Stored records
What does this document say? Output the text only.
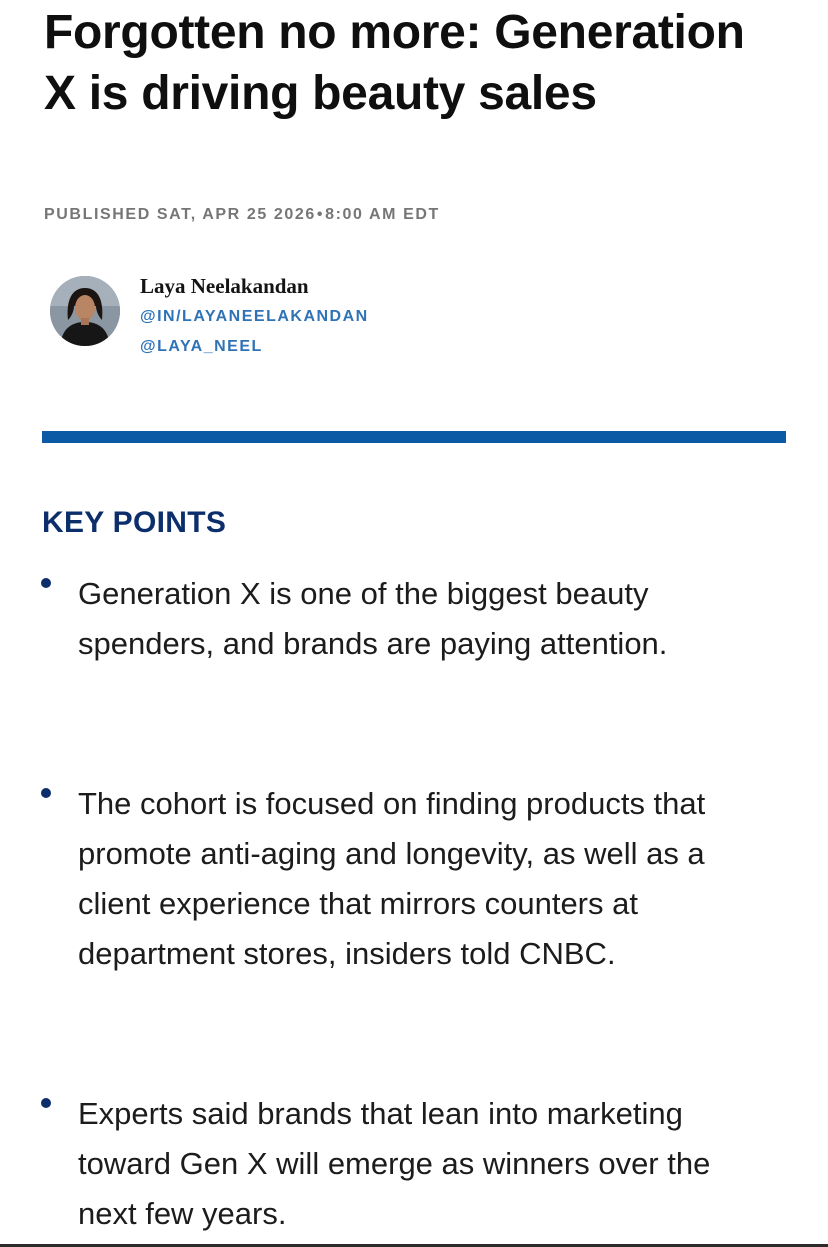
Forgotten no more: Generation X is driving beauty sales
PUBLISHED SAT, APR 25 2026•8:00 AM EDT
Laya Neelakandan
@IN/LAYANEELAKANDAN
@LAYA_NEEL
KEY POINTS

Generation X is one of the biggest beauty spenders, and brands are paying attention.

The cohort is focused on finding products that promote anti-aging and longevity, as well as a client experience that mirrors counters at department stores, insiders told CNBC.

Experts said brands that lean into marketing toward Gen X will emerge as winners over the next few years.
...
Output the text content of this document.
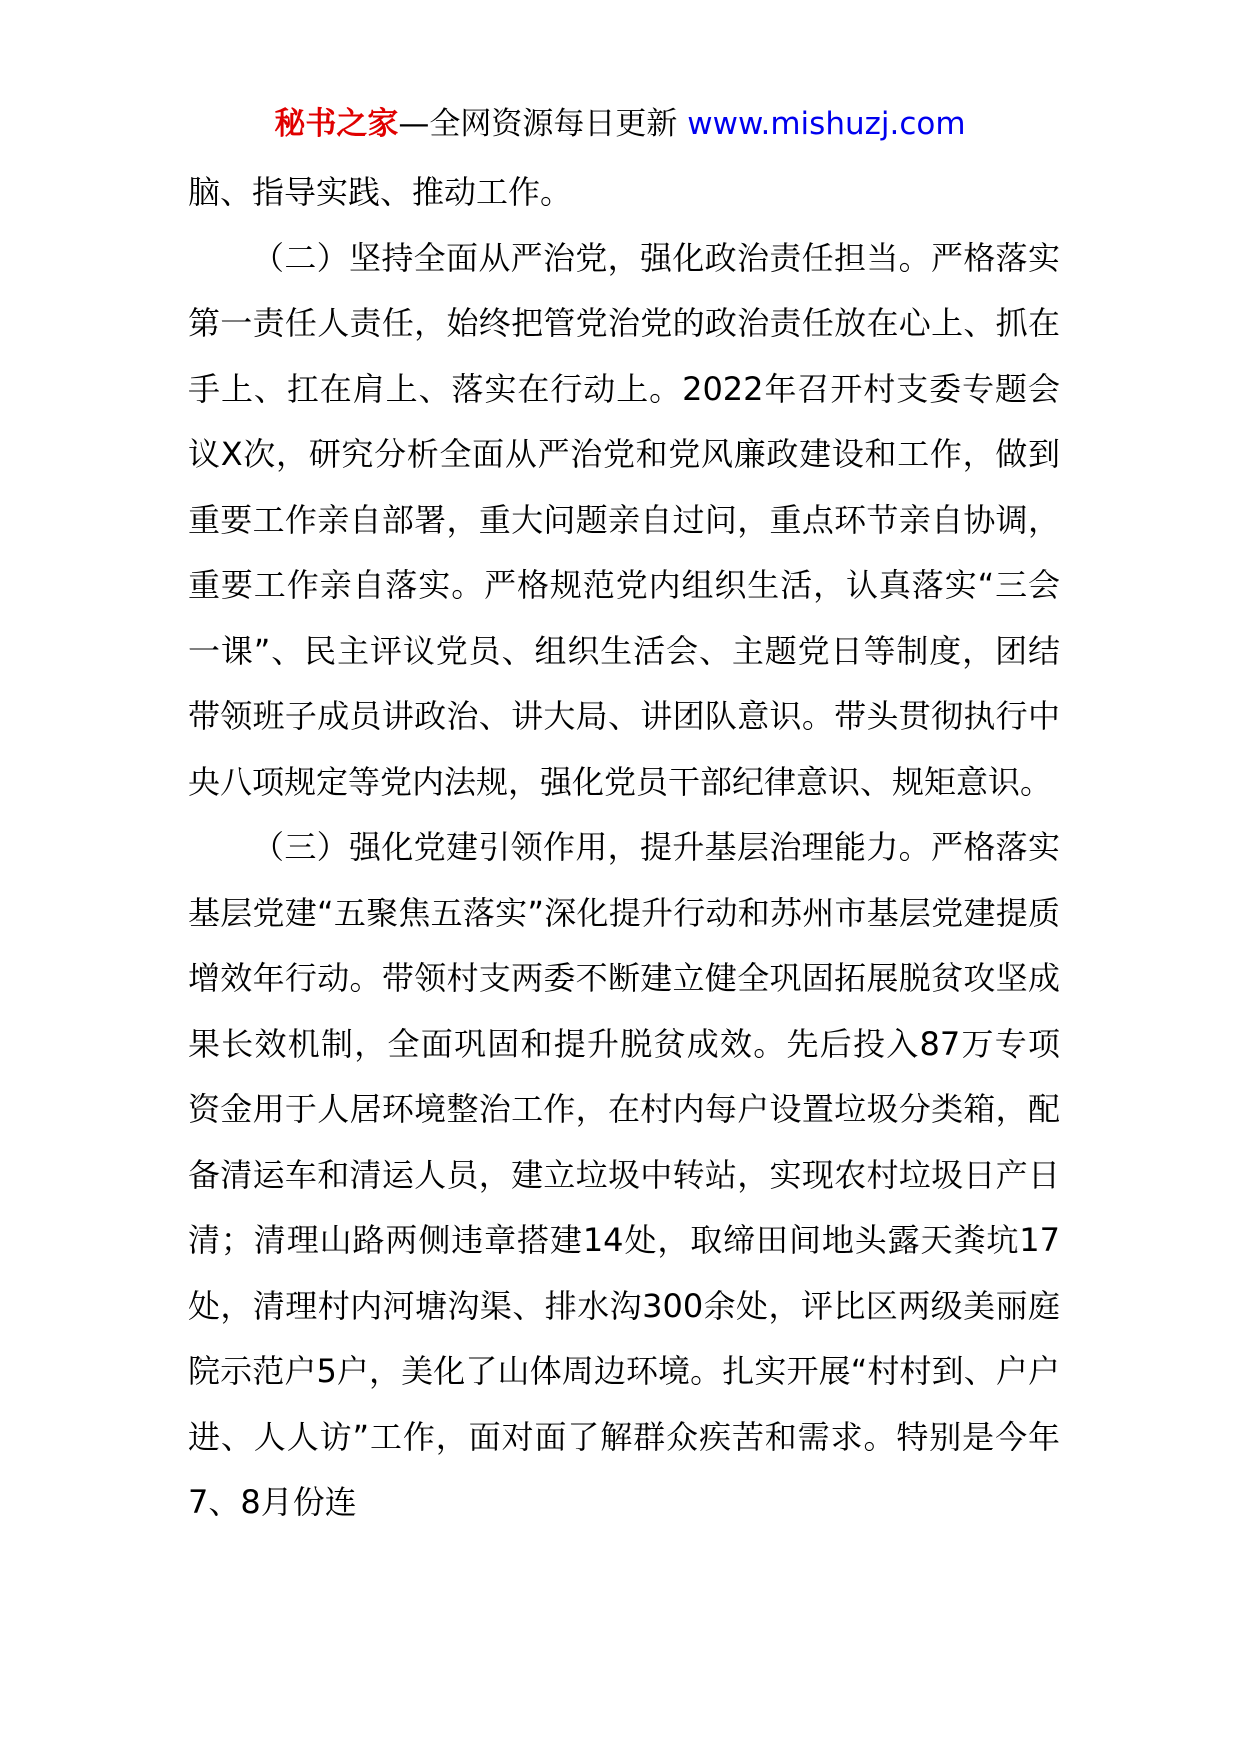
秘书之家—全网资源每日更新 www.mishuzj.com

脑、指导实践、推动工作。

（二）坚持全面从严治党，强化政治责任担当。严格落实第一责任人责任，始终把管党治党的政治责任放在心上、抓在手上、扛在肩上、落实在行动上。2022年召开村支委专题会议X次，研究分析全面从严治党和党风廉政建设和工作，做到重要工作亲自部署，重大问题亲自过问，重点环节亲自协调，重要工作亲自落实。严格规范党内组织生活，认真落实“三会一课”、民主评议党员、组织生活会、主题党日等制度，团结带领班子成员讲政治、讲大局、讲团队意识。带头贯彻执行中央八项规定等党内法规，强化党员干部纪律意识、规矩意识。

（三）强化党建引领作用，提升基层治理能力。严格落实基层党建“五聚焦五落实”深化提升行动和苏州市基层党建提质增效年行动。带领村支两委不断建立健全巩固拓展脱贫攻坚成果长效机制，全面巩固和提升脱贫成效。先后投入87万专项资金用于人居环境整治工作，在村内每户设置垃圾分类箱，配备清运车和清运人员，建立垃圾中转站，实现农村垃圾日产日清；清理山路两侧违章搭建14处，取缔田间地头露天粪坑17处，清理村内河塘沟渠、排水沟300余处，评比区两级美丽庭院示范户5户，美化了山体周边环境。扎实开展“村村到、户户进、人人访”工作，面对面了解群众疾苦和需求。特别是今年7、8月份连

_Exercise task_.
Across all the entries, count the lines that contain the word "text" and give the number by itself.

_Exercise output_.
2